* Task: Search the material below for the string "title" and list each line that holds it.

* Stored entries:
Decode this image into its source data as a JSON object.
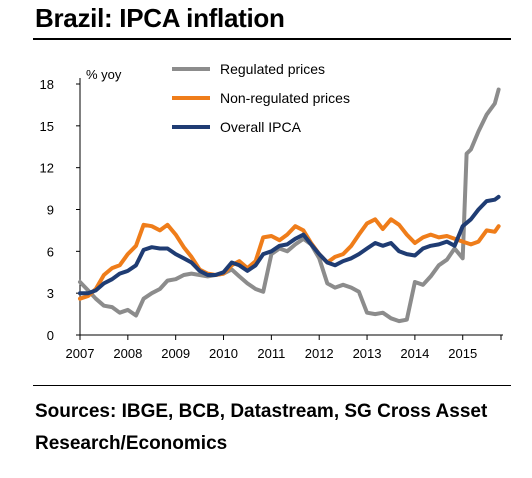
{
  "title": "Brazil: IPCA inflation",
  "sources": "Sources: IBGE, BCB, Datastream, SG Cross Asset Research/Economics",
  "chart_data": {
    "type": "line",
    "title": "Brazil: IPCA inflation",
    "ylabel": "% yoy",
    "xlabel": "",
    "ylim": [
      0,
      18
    ],
    "yticks": [
      0,
      3,
      6,
      9,
      12,
      15,
      18
    ],
    "xlim": [
      2007,
      2015.8
    ],
    "xticks": [
      "2007",
      "2008",
      "2009",
      "2010",
      "2011",
      "2012",
      "2013",
      "2014",
      "2015"
    ],
    "grid": false,
    "legend_position": "top",
    "series": [
      {
        "name": "Regulated prices",
        "color": "#8c8c8c",
        "x": [
          2007.0,
          2007.17,
          2007.33,
          2007.5,
          2007.67,
          2007.83,
          2008.0,
          2008.17,
          2008.33,
          2008.5,
          2008.67,
          2008.83,
          2009.0,
          2009.17,
          2009.33,
          2009.5,
          2009.67,
          2009.83,
          2010.0,
          2010.17,
          2010.33,
          2010.5,
          2010.67,
          2010.83,
          2011.0,
          2011.17,
          2011.33,
          2011.5,
          2011.67,
          2011.83,
          2012.0,
          2012.17,
          2012.33,
          2012.5,
          2012.67,
          2012.83,
          2013.0,
          2013.17,
          2013.33,
          2013.5,
          2013.67,
          2013.83,
          2014.0,
          2014.17,
          2014.33,
          2014.5,
          2014.67,
          2014.83,
          2015.0,
          2015.08,
          2015.17,
          2015.33,
          2015.5,
          2015.67,
          2015.75
        ],
        "values": [
          3.8,
          3.2,
          2.6,
          2.1,
          2.0,
          1.6,
          1.8,
          1.4,
          2.6,
          3.0,
          3.3,
          3.9,
          4.0,
          4.3,
          4.4,
          4.3,
          4.2,
          4.3,
          4.4,
          4.7,
          4.2,
          3.7,
          3.3,
          3.1,
          5.8,
          6.2,
          6.0,
          6.5,
          6.9,
          6.5,
          5.5,
          3.7,
          3.4,
          3.6,
          3.4,
          3.1,
          1.6,
          1.5,
          1.6,
          1.2,
          1.0,
          1.1,
          3.8,
          3.6,
          4.2,
          5.0,
          5.4,
          6.2,
          5.5,
          13.0,
          13.3,
          14.6,
          15.8,
          16.6,
          17.6
        ]
      },
      {
        "name": "Non-regulated prices",
        "color": "#ef7d1a",
        "x": [
          2007.0,
          2007.17,
          2007.33,
          2007.5,
          2007.67,
          2007.83,
          2008.0,
          2008.17,
          2008.33,
          2008.5,
          2008.67,
          2008.83,
          2009.0,
          2009.17,
          2009.33,
          2009.5,
          2009.67,
          2009.83,
          2010.0,
          2010.17,
          2010.33,
          2010.5,
          2010.67,
          2010.83,
          2011.0,
          2011.17,
          2011.33,
          2011.5,
          2011.67,
          2011.83,
          2012.0,
          2012.17,
          2012.33,
          2012.5,
          2012.67,
          2012.83,
          2013.0,
          2013.17,
          2013.33,
          2013.5,
          2013.67,
          2013.83,
          2014.0,
          2014.17,
          2014.33,
          2014.5,
          2014.67,
          2014.83,
          2015.0,
          2015.17,
          2015.33,
          2015.5,
          2015.67,
          2015.75
        ],
        "values": [
          2.6,
          2.8,
          3.3,
          4.3,
          4.8,
          5.0,
          5.8,
          6.4,
          7.9,
          7.8,
          7.5,
          7.9,
          7.2,
          6.3,
          5.6,
          4.7,
          4.4,
          4.3,
          4.4,
          5.0,
          5.3,
          4.8,
          5.3,
          7.0,
          7.1,
          6.8,
          7.2,
          7.8,
          7.5,
          6.6,
          5.8,
          5.2,
          5.6,
          5.8,
          6.4,
          7.2,
          8.0,
          8.3,
          7.6,
          8.3,
          7.9,
          7.2,
          6.6,
          7.0,
          7.2,
          7.0,
          7.1,
          6.9,
          6.7,
          6.5,
          6.7,
          7.5,
          7.4,
          7.8
        ]
      },
      {
        "name": "Overall IPCA",
        "color": "#1f3c73",
        "x": [
          2007.0,
          2007.17,
          2007.33,
          2007.5,
          2007.67,
          2007.83,
          2008.0,
          2008.17,
          2008.33,
          2008.5,
          2008.67,
          2008.83,
          2009.0,
          2009.17,
          2009.33,
          2009.5,
          2009.67,
          2009.83,
          2010.0,
          2010.17,
          2010.33,
          2010.5,
          2010.67,
          2010.83,
          2011.0,
          2011.17,
          2011.33,
          2011.5,
          2011.67,
          2011.83,
          2012.0,
          2012.17,
          2012.33,
          2012.5,
          2012.67,
          2012.83,
          2013.0,
          2013.17,
          2013.33,
          2013.5,
          2013.67,
          2013.83,
          2014.0,
          2014.17,
          2014.33,
          2014.5,
          2014.67,
          2014.83,
          2015.0,
          2015.17,
          2015.33,
          2015.5,
          2015.67,
          2015.75
        ],
        "values": [
          3.0,
          3.0,
          3.2,
          3.7,
          4.0,
          4.4,
          4.6,
          5.0,
          6.1,
          6.3,
          6.2,
          6.2,
          5.8,
          5.5,
          5.2,
          4.6,
          4.3,
          4.3,
          4.5,
          5.2,
          5.0,
          4.6,
          5.0,
          5.8,
          6.0,
          6.4,
          6.5,
          6.9,
          7.2,
          6.5,
          5.8,
          5.2,
          5.0,
          5.3,
          5.5,
          5.8,
          6.2,
          6.6,
          6.4,
          6.6,
          6.0,
          5.8,
          5.7,
          6.2,
          6.4,
          6.5,
          6.7,
          6.4,
          7.8,
          8.3,
          9.0,
          9.6,
          9.7,
          9.9
        ]
      }
    ]
  }
}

* Result of this task:
  "title": "Brazil: IPCA inflation",
    "title": "Brazil: IPCA inflation",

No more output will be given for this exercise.